_WHAT YOU ARE ASKED TO DO:_ Locate every line of the records containing the string "close", treating upper and lower case as distinct, and copy each of those lines.

__________

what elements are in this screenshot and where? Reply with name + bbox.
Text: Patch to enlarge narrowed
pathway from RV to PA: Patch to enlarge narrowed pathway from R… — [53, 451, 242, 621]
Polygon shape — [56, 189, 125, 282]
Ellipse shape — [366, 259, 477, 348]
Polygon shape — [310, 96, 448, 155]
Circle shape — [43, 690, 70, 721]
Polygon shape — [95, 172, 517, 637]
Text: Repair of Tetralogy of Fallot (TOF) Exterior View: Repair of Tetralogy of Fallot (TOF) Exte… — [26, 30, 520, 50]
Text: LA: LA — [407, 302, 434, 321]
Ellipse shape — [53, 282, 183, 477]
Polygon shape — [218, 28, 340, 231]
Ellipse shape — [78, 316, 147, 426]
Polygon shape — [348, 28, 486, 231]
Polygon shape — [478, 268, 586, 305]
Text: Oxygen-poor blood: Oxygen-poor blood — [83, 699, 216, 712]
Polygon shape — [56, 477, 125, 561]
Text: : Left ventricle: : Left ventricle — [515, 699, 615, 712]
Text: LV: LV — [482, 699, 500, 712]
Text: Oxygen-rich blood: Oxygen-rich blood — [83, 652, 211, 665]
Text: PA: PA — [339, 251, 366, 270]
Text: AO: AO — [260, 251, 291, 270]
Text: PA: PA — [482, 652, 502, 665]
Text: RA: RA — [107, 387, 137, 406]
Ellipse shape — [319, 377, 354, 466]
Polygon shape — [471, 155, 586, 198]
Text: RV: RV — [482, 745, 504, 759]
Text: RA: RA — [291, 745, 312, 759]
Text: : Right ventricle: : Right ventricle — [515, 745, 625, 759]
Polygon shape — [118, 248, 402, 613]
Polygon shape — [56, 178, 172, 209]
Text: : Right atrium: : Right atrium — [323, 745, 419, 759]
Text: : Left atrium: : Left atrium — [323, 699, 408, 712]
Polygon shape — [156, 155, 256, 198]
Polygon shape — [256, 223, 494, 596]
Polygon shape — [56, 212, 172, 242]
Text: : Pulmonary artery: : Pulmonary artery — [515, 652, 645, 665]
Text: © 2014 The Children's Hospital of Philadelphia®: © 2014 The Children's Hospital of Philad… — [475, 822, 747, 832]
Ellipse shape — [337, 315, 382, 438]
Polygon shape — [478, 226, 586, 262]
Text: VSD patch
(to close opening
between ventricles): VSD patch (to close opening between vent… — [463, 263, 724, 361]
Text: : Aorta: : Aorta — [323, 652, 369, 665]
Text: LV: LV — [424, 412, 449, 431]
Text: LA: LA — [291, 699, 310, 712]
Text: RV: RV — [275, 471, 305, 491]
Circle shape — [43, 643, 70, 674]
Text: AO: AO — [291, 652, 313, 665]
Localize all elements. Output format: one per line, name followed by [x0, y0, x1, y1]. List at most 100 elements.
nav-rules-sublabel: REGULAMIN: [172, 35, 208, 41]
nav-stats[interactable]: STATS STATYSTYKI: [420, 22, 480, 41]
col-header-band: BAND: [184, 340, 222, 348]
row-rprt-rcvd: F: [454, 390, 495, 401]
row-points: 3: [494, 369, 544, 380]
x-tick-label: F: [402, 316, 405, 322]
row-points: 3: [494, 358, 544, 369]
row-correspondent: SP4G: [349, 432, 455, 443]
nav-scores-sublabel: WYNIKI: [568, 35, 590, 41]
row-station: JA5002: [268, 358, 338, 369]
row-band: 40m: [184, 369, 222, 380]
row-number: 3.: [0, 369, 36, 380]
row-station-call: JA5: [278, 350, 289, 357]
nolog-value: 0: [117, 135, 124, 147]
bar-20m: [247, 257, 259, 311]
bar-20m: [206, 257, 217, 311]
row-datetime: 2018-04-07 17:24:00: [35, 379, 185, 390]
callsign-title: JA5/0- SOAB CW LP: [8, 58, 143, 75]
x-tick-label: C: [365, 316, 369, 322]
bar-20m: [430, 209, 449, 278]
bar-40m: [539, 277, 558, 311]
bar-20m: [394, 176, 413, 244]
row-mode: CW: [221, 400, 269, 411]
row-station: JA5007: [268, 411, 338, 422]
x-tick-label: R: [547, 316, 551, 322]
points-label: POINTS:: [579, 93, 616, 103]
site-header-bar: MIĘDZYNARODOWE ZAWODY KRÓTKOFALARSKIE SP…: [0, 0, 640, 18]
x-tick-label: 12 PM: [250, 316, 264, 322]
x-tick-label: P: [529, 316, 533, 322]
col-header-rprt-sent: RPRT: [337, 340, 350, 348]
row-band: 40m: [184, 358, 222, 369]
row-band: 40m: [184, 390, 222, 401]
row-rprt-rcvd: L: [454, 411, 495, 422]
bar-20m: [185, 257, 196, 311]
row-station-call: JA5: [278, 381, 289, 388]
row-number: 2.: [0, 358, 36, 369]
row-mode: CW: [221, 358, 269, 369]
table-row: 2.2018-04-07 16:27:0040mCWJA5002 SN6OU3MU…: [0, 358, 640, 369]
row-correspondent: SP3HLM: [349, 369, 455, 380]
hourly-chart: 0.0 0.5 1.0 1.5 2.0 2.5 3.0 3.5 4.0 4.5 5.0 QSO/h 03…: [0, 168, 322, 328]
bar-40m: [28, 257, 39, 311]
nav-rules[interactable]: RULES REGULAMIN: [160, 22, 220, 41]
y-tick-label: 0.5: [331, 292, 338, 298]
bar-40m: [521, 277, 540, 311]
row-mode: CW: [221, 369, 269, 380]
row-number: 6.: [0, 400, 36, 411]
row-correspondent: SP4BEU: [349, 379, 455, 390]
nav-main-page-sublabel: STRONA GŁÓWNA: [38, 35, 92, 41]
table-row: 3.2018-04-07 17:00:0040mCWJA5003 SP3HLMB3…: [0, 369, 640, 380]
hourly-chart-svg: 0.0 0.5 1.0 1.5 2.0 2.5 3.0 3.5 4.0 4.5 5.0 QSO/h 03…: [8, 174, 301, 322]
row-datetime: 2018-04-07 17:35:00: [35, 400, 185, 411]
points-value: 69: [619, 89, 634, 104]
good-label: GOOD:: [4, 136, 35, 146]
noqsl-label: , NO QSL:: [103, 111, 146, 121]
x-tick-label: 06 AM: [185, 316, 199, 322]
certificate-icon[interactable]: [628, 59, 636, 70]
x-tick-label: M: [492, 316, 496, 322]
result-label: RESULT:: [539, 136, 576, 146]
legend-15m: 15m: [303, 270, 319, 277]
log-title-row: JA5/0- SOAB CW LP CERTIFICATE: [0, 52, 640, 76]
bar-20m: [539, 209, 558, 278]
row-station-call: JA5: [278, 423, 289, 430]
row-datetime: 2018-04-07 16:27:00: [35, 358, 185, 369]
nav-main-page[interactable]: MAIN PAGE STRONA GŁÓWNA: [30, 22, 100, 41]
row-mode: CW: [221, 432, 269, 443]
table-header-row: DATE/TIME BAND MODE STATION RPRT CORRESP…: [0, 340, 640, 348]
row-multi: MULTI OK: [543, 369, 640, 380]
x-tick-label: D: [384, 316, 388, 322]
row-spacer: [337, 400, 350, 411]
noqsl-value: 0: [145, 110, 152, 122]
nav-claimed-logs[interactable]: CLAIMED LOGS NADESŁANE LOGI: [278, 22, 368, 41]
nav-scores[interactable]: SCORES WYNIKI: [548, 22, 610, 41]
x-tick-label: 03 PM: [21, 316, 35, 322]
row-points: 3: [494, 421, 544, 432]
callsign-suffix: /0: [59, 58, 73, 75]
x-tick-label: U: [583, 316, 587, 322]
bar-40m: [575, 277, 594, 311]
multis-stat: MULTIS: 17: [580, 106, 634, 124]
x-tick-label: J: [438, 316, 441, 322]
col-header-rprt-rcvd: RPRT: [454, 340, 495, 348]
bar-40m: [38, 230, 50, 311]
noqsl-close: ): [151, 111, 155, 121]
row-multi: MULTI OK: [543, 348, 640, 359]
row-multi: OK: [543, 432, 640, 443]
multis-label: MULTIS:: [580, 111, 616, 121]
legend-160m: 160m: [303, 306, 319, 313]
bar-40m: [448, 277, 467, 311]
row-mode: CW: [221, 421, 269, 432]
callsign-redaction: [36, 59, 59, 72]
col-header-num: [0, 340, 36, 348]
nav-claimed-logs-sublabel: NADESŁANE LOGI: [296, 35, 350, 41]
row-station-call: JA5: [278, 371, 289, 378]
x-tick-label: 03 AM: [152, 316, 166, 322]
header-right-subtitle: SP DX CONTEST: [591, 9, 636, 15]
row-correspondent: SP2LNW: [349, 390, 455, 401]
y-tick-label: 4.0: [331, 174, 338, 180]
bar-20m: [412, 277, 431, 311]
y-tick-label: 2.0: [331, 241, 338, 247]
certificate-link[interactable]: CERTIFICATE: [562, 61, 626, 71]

__________

_FINAL RESULT:_
(to close opening
between ventricles): VSD patch (to close opening between vent… — [463, 263, 724, 361]
noqsl-close: ): [151, 111, 155, 121]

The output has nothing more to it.